[Recorded data]
________________________________________

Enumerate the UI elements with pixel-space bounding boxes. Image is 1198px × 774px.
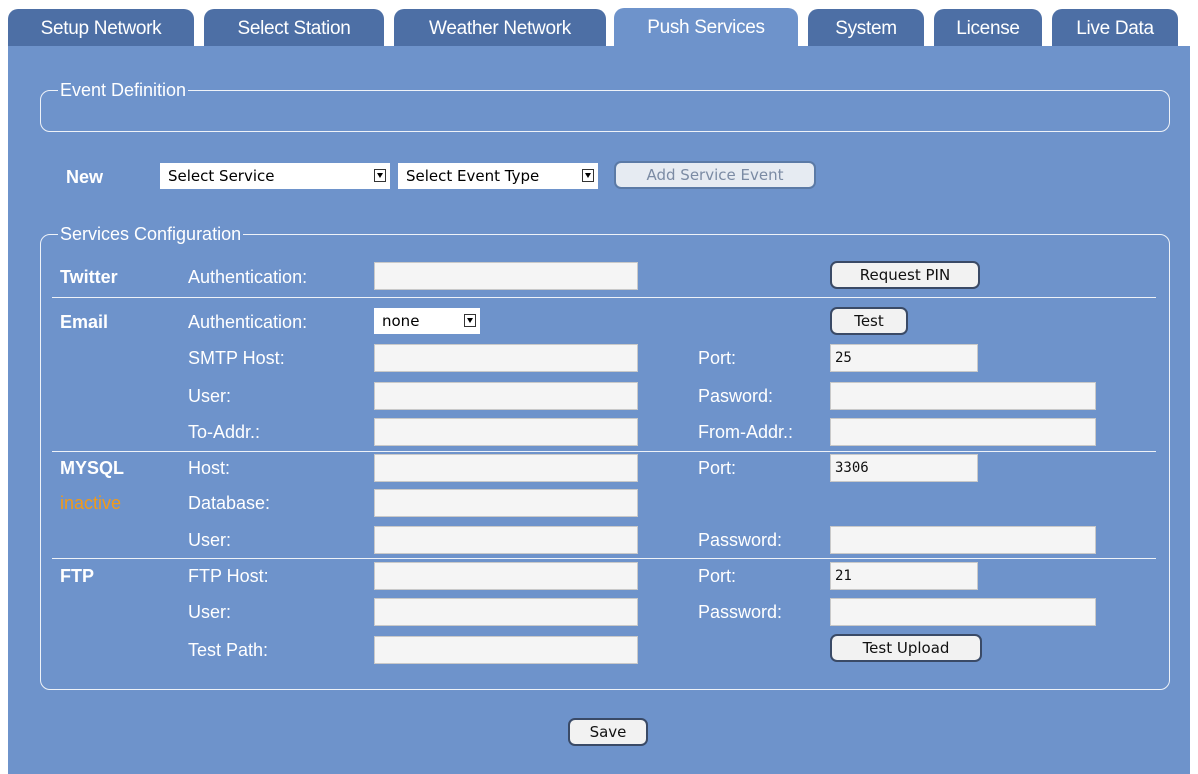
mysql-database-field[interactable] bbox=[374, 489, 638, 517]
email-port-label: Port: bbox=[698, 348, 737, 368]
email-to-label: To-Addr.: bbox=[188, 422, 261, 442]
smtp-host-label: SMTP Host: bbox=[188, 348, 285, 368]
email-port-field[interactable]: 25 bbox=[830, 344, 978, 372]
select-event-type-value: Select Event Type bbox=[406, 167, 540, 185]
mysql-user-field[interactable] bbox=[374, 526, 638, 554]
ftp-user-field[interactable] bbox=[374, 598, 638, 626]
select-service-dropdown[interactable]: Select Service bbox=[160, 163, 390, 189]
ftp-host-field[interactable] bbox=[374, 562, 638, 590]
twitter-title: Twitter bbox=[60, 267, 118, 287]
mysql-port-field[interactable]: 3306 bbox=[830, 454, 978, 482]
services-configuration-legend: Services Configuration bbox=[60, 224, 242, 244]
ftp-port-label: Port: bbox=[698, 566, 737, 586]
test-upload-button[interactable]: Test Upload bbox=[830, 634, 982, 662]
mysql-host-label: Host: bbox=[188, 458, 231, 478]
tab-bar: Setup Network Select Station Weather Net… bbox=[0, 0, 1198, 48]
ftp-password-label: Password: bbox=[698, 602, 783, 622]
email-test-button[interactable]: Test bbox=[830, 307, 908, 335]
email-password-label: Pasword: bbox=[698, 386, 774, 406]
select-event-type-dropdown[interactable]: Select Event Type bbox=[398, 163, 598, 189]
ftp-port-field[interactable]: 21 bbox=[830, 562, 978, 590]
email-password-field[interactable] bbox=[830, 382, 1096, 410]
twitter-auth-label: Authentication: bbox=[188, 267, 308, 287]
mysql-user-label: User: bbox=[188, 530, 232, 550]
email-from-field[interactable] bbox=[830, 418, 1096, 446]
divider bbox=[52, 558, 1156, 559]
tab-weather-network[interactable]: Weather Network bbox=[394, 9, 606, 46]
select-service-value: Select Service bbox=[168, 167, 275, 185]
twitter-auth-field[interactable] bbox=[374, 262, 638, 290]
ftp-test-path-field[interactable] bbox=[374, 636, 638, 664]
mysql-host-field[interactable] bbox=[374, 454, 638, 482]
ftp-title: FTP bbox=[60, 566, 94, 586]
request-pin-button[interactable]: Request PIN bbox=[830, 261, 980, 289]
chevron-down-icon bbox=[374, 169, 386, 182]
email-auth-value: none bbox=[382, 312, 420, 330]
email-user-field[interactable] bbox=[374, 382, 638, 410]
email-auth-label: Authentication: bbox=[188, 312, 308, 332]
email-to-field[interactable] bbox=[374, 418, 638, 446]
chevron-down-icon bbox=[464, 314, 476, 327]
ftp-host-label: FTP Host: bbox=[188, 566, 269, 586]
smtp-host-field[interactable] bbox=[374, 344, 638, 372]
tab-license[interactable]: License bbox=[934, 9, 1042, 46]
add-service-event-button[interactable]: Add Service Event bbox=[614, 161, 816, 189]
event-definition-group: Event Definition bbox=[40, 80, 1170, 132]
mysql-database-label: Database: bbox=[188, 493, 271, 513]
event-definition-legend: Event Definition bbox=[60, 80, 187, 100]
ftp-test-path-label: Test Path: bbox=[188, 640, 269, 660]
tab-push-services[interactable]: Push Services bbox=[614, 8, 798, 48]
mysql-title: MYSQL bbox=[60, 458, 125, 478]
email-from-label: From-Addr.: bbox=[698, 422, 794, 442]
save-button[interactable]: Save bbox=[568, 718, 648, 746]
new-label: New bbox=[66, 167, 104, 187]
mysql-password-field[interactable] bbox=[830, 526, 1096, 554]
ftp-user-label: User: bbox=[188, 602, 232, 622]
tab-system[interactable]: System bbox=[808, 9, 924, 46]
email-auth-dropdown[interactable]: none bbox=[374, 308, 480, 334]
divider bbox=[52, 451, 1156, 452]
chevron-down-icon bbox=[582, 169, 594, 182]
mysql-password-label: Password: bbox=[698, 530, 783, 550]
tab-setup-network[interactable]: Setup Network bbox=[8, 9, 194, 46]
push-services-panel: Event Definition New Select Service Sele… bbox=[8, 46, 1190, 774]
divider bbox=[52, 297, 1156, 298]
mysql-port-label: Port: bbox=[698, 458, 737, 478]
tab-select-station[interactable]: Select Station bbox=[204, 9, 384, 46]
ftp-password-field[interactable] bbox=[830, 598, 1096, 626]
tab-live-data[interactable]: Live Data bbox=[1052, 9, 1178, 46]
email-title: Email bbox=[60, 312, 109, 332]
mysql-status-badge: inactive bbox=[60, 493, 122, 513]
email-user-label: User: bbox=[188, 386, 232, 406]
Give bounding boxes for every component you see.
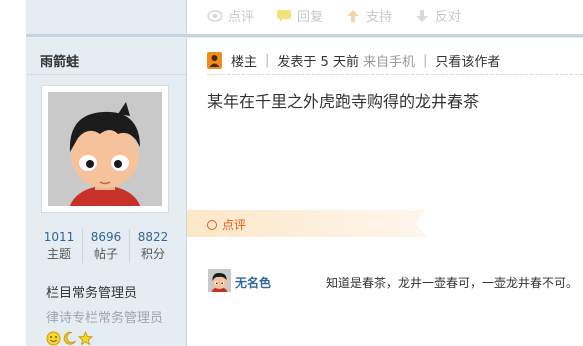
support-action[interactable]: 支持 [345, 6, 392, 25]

________________________________________

(Goal) Copy out all of the items above, substituting "clickable" for every occurrence of "interactable" and keeping everything else the same. Omit the pictures.

(Solution to this task)
Enumerate the UI elements with pixel-space bounding boxes. Image is 1198px × 774px.
mysql-database-field[clickable] bbox=[374, 489, 638, 517]
email-port-label: Port: bbox=[698, 348, 737, 368]
email-to-label: To-Addr.: bbox=[188, 422, 261, 442]
smtp-host-label: SMTP Host: bbox=[188, 348, 285, 368]
email-port-field[clickable]: 25 bbox=[830, 344, 978, 372]
select-event-type-value: Select Event Type bbox=[406, 167, 540, 185]
mysql-user-field[clickable] bbox=[374, 526, 638, 554]
ftp-user-field[clickable] bbox=[374, 598, 638, 626]
select-service-dropdown[clickable]: Select Service bbox=[160, 163, 390, 189]
ftp-host-field[clickable] bbox=[374, 562, 638, 590]
twitter-title: Twitter bbox=[60, 267, 118, 287]
mysql-port-field[clickable]: 3306 bbox=[830, 454, 978, 482]
services-configuration-legend: Services Configuration bbox=[60, 224, 242, 244]
ftp-port-label: Port: bbox=[698, 566, 737, 586]
test-upload-button[clickable]: Test Upload bbox=[830, 634, 982, 662]
mysql-host-label: Host: bbox=[188, 458, 231, 478]
tab-bar: Setup Network Select Station Weather Net… bbox=[0, 0, 1198, 48]
ftp-password-label: Password: bbox=[698, 602, 783, 622]
email-test-button[clickable]: Test bbox=[830, 307, 908, 335]
email-password-label: Pasword: bbox=[698, 386, 774, 406]
select-event-type-dropdown[clickable]: Select Event Type bbox=[398, 163, 598, 189]
ftp-port-field[clickable]: 21 bbox=[830, 562, 978, 590]
email-password-field[clickable] bbox=[830, 382, 1096, 410]
twitter-auth-label: Authentication: bbox=[188, 267, 308, 287]
mysql-user-label: User: bbox=[188, 530, 232, 550]
email-from-field[clickable] bbox=[830, 418, 1096, 446]
divider bbox=[52, 558, 1156, 559]
tab-weather-network[clickable]: Weather Network bbox=[394, 9, 606, 46]
select-service-value: Select Service bbox=[168, 167, 275, 185]
twitter-auth-field[clickable] bbox=[374, 262, 638, 290]
ftp-test-path-field[clickable] bbox=[374, 636, 638, 664]
mysql-host-field[clickable] bbox=[374, 454, 638, 482]
ftp-title: FTP bbox=[60, 566, 94, 586]
request-pin-button[clickable]: Request PIN bbox=[830, 261, 980, 289]
chevron-down-icon bbox=[374, 169, 386, 182]
email-auth-value: none bbox=[382, 312, 420, 330]
email-user-field[clickable] bbox=[374, 382, 638, 410]
email-auth-label: Authentication: bbox=[188, 312, 308, 332]
email-to-field[clickable] bbox=[374, 418, 638, 446]
chevron-down-icon bbox=[464, 314, 476, 327]
ftp-host-label: FTP Host: bbox=[188, 566, 269, 586]
smtp-host-field[clickable] bbox=[374, 344, 638, 372]
tab-license[clickable]: License bbox=[934, 9, 1042, 46]
add-service-event-button[clickable]: Add Service Event bbox=[614, 161, 816, 189]
event-definition-group: Event Definition bbox=[40, 80, 1170, 132]
mysql-database-label: Database: bbox=[188, 493, 271, 513]
event-definition-legend: Event Definition bbox=[60, 80, 187, 100]
ftp-test-path-label: Test Path: bbox=[188, 640, 269, 660]
tab-push-services[clickable]: Push Services bbox=[614, 8, 798, 48]
mysql-title: MYSQL bbox=[60, 458, 125, 478]
email-from-label: From-Addr.: bbox=[698, 422, 794, 442]
save-button[clickable]: Save bbox=[568, 718, 648, 746]
new-label: New bbox=[66, 167, 104, 187]
mysql-password-field[clickable] bbox=[830, 526, 1096, 554]
ftp-user-label: User: bbox=[188, 602, 232, 622]
tab-system[clickable]: System bbox=[808, 9, 924, 46]
email-auth-dropdown[clickable]: none bbox=[374, 308, 480, 334]
divider bbox=[52, 451, 1156, 452]
chevron-down-icon bbox=[582, 169, 594, 182]
mysql-password-label: Password: bbox=[698, 530, 783, 550]
tab-setup-network[clickable]: Setup Network bbox=[8, 9, 194, 46]
push-services-panel: Event Definition New Select Service Sele… bbox=[8, 46, 1190, 774]
divider bbox=[52, 297, 1156, 298]
mysql-port-label: Port: bbox=[698, 458, 737, 478]
tab-select-station[clickable]: Select Station bbox=[204, 9, 384, 46]
ftp-password-field[clickable] bbox=[830, 598, 1096, 626]
tab-live-data[clickable]: Live Data bbox=[1052, 9, 1178, 46]
email-title: Email bbox=[60, 312, 109, 332]
mysql-status-badge: inactive bbox=[60, 493, 122, 513]
email-user-label: User: bbox=[188, 386, 232, 406]
Give bounding boxes for every component you see.
support-action[clickable]: 支持 [345, 6, 392, 25]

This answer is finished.